_Task_. Across the material below, how many lines contain the word "icon"? Give only the number.

_Dataset excerpts_.
>> Begin

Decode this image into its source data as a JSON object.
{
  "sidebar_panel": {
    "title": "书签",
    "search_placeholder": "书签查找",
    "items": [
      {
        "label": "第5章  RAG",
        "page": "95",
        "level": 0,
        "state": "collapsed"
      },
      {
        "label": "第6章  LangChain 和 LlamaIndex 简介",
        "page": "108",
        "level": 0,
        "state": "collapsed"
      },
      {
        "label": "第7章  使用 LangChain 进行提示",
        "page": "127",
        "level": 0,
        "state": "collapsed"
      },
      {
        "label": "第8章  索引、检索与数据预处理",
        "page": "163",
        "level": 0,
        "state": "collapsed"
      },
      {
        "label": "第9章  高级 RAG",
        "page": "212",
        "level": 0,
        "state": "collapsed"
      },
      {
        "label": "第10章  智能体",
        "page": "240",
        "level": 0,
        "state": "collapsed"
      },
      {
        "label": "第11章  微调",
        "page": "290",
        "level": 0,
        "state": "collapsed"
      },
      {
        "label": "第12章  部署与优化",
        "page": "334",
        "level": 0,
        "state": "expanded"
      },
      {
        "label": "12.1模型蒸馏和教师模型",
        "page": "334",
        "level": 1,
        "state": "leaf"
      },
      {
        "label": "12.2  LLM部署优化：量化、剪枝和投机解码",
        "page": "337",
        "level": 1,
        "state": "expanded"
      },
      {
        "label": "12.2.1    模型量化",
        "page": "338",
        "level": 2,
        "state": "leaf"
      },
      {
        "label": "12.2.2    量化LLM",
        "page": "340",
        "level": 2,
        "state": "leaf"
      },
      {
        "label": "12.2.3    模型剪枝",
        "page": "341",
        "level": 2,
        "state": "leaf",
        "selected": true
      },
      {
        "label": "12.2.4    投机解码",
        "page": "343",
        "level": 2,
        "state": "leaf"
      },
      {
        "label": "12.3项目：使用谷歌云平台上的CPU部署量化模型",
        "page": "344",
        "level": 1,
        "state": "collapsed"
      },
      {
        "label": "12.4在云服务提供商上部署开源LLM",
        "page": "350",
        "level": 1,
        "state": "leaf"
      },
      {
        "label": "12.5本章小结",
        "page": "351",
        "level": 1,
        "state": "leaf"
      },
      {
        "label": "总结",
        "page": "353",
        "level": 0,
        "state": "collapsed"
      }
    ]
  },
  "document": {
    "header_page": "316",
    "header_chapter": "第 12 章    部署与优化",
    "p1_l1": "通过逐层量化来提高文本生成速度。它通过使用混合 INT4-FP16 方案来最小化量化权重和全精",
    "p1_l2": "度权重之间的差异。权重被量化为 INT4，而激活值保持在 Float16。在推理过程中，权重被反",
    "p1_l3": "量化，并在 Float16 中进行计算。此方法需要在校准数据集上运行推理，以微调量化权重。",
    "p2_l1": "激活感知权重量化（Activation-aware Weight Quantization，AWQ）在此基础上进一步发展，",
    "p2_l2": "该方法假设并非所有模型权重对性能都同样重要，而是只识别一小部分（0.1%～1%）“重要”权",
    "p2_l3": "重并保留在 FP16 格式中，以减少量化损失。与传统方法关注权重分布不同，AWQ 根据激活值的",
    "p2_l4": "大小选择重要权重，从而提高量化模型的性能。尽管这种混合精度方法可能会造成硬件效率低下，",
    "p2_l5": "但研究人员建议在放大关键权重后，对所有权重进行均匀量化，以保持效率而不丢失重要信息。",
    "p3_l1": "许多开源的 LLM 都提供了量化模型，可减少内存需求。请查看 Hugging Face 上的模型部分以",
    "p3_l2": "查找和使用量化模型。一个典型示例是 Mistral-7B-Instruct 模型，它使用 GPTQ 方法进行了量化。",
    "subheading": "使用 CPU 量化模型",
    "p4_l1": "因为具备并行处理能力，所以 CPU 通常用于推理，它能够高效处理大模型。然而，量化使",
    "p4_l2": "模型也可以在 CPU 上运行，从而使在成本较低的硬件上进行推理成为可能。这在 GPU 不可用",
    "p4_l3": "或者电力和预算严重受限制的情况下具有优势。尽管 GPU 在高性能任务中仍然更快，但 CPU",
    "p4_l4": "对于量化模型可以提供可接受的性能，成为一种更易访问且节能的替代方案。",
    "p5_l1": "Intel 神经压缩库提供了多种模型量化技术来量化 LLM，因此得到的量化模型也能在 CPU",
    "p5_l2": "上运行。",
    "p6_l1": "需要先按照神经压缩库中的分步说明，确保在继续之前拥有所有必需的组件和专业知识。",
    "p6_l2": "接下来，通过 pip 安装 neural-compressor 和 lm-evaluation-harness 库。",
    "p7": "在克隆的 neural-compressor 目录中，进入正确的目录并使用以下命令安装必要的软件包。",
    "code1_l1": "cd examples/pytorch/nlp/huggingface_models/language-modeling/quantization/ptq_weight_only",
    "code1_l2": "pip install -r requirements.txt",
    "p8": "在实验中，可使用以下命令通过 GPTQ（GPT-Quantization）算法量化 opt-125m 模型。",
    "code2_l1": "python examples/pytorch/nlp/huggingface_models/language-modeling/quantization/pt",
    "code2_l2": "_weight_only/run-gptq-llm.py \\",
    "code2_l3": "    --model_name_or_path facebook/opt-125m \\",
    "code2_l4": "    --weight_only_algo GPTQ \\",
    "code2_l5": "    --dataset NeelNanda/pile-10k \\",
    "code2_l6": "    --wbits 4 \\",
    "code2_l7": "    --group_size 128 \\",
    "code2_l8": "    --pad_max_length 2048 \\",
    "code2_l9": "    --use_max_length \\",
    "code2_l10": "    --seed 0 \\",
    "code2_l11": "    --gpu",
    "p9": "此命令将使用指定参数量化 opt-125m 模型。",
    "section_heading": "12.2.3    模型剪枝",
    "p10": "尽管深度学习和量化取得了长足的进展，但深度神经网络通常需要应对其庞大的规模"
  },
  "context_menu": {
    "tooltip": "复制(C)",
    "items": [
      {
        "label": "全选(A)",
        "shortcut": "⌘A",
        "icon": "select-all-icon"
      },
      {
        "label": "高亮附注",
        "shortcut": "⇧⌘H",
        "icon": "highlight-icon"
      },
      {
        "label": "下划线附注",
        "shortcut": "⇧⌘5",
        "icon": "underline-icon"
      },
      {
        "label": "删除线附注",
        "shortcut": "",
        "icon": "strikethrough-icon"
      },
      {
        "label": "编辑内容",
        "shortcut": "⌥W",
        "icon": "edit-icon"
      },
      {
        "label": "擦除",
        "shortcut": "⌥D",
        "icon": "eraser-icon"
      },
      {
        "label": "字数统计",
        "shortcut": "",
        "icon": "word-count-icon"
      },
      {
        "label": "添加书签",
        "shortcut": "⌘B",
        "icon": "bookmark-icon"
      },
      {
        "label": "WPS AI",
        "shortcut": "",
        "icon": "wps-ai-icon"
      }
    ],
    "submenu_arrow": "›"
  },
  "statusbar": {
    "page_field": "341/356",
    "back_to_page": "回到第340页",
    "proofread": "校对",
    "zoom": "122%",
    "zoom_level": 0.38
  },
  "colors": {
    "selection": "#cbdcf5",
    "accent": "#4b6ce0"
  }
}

>> End

_Task output_. 9